◆ **To do**: Quote the records that follow in full, leaving the pictures out.

*-*-*

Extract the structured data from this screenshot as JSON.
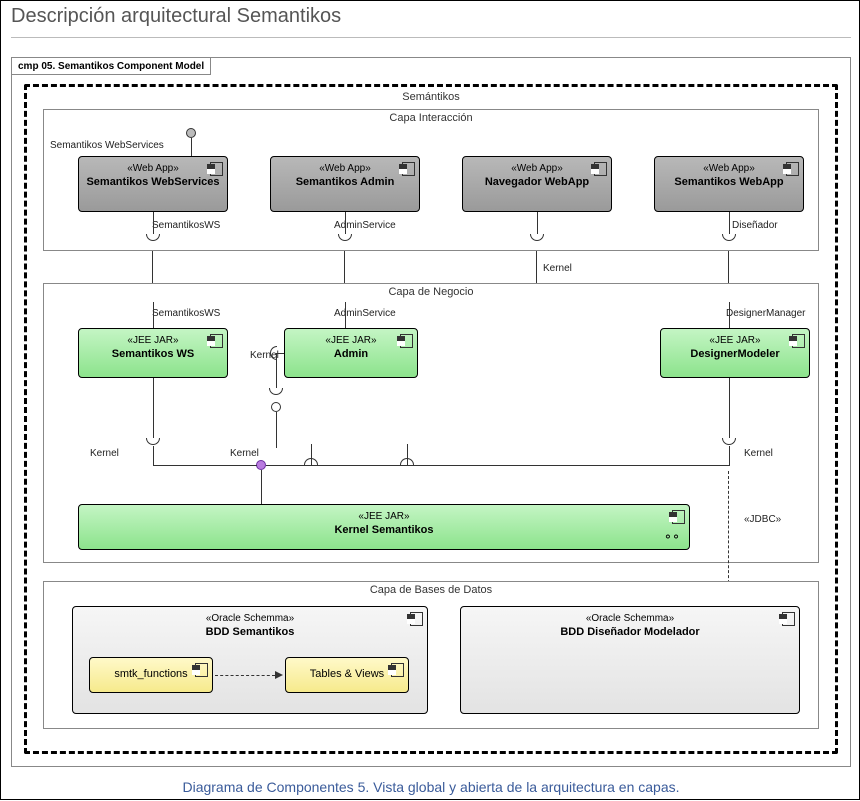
{
  "page": {
    "title": "Descripción arquitectural Semantikos",
    "caption": "Diagrama de Componentes 5. Vista global y abierta de la arquitectura en capas."
  },
  "diagram": {
    "frame_label": "cmp 05. Semantikos Component Model",
    "system_name": "Semántikos",
    "layers": {
      "interaction": {
        "title": "Capa Interacción"
      },
      "business": {
        "title": "Capa de Negocio"
      },
      "data": {
        "title": "Capa de Bases de Datos"
      }
    },
    "stereotypes": {
      "webapp": "«Web App»",
      "jeejar": "«JEE JAR»",
      "oracle": "«Oracle Schemma»",
      "jdbc": "«JDBC»"
    },
    "components": {
      "ws_webapp": {
        "name": "Semantikos WebServices"
      },
      "admin_webapp": {
        "name": "Semantikos Admin"
      },
      "nav_webapp": {
        "name": "Navegador WebApp"
      },
      "sem_webapp": {
        "name": "Semantikos WebApp"
      },
      "ws_jar": {
        "name": "Semantikos WS"
      },
      "admin_jar": {
        "name": "Admin"
      },
      "designer_jar": {
        "name": "DesignerModeler"
      },
      "kernel": {
        "name": "Kernel Semantikos"
      },
      "bdd_sem": {
        "name": "BDD Semantikos"
      },
      "bdd_dis": {
        "name": "BDD Diseñador Modelador"
      },
      "smtk_fn": {
        "name": "smtk_functions"
      },
      "tables": {
        "name": "Tables & Views"
      }
    },
    "interface_labels": {
      "semws": "SemantikosWS",
      "adminsvc": "AdminService",
      "designer": "Diseñador",
      "designer_mgr": "DesignerManager",
      "kernel": "Kernel",
      "ws_port": "Semantikos WebServices"
    }
  }
}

*-*-*

◆ **Complete answer**:
Extract the structured data from this screenshot as JSON.
{
  "page": {
    "title": "Descripción arquitectural Semantikos",
    "caption": "Diagrama de Componentes 5. Vista global y abierta de la arquitectura en capas."
  },
  "diagram": {
    "frame_label": "cmp 05. Semantikos Component Model",
    "system_name": "Semántikos",
    "layers": {
      "interaction": {
        "title": "Capa Interacción"
      },
      "business": {
        "title": "Capa de Negocio"
      },
      "data": {
        "title": "Capa de Bases de Datos"
      }
    },
    "stereotypes": {
      "webapp": "«Web App»",
      "jeejar": "«JEE JAR»",
      "oracle": "«Oracle Schemma»",
      "jdbc": "«JDBC»"
    },
    "components": {
      "ws_webapp": {
        "name": "Semantikos WebServices"
      },
      "admin_webapp": {
        "name": "Semantikos Admin"
      },
      "nav_webapp": {
        "name": "Navegador WebApp"
      },
      "sem_webapp": {
        "name": "Semantikos WebApp"
      },
      "ws_jar": {
        "name": "Semantikos WS"
      },
      "admin_jar": {
        "name": "Admin"
      },
      "designer_jar": {
        "name": "DesignerModeler"
      },
      "kernel": {
        "name": "Kernel Semantikos"
      },
      "bdd_sem": {
        "name": "BDD Semantikos"
      },
      "bdd_dis": {
        "name": "BDD Diseñador Modelador"
      },
      "smtk_fn": {
        "name": "smtk_functions"
      },
      "tables": {
        "name": "Tables & Views"
      }
    },
    "interface_labels": {
      "semws": "SemantikosWS",
      "adminsvc": "AdminService",
      "designer": "Diseñador",
      "designer_mgr": "DesignerManager",
      "kernel": "Kernel",
      "ws_port": "Semantikos WebServices"
    }
  }
}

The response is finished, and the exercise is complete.